PROBLEM DESCRIPTION: Extract every line that contains the word "coming".

PROVIDED MATERIAL:
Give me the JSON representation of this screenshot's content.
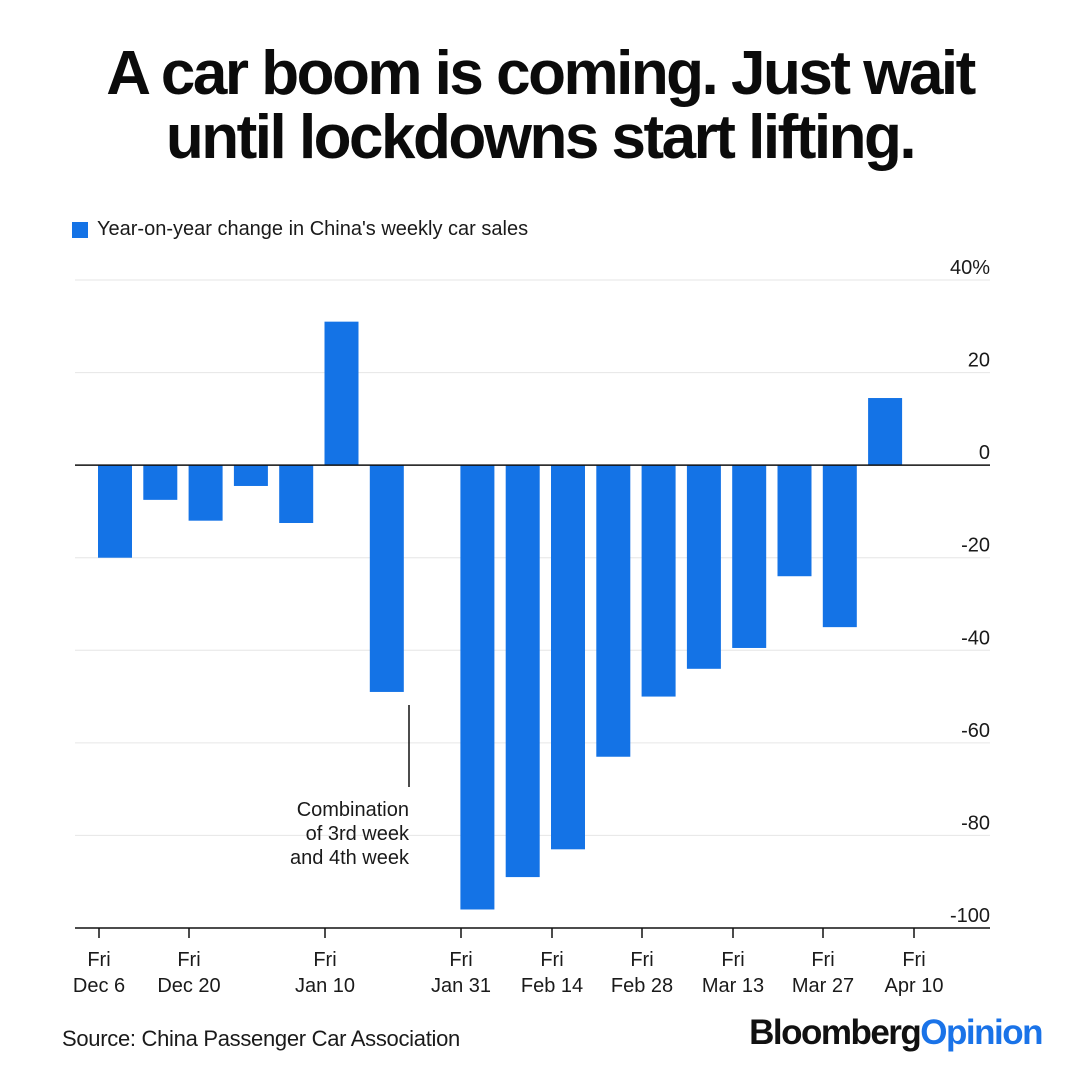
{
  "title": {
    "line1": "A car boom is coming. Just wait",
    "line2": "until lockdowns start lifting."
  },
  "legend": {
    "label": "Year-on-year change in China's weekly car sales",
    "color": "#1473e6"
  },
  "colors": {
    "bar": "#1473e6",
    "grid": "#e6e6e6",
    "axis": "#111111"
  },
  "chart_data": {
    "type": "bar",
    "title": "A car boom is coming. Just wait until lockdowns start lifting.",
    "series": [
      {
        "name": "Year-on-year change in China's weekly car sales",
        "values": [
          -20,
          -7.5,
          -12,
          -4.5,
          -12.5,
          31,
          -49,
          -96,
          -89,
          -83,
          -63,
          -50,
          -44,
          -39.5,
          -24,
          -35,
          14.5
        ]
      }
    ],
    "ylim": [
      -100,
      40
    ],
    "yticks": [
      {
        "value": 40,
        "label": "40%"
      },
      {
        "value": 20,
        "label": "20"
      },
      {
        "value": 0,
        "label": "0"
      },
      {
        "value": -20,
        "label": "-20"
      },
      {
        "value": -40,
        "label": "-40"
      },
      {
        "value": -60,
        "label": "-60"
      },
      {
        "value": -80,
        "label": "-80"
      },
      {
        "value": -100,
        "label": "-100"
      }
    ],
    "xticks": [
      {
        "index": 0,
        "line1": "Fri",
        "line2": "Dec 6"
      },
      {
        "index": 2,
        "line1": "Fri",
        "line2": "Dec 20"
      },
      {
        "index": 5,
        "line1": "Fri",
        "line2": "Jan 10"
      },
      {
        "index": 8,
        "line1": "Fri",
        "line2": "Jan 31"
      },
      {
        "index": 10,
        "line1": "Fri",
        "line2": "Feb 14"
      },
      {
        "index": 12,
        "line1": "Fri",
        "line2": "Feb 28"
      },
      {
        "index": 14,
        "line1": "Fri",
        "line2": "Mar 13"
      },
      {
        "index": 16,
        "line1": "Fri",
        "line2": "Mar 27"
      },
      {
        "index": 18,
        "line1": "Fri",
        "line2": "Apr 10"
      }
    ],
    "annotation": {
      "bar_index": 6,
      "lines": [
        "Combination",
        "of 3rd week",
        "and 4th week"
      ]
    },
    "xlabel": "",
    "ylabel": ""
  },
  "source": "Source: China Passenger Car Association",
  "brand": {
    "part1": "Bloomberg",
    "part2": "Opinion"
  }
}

COMPLETE OUTPUT:
    "line1": "A car boom is coming. Just wait",
    "title": "A car boom is coming. Just wait until lockdowns start lifting.",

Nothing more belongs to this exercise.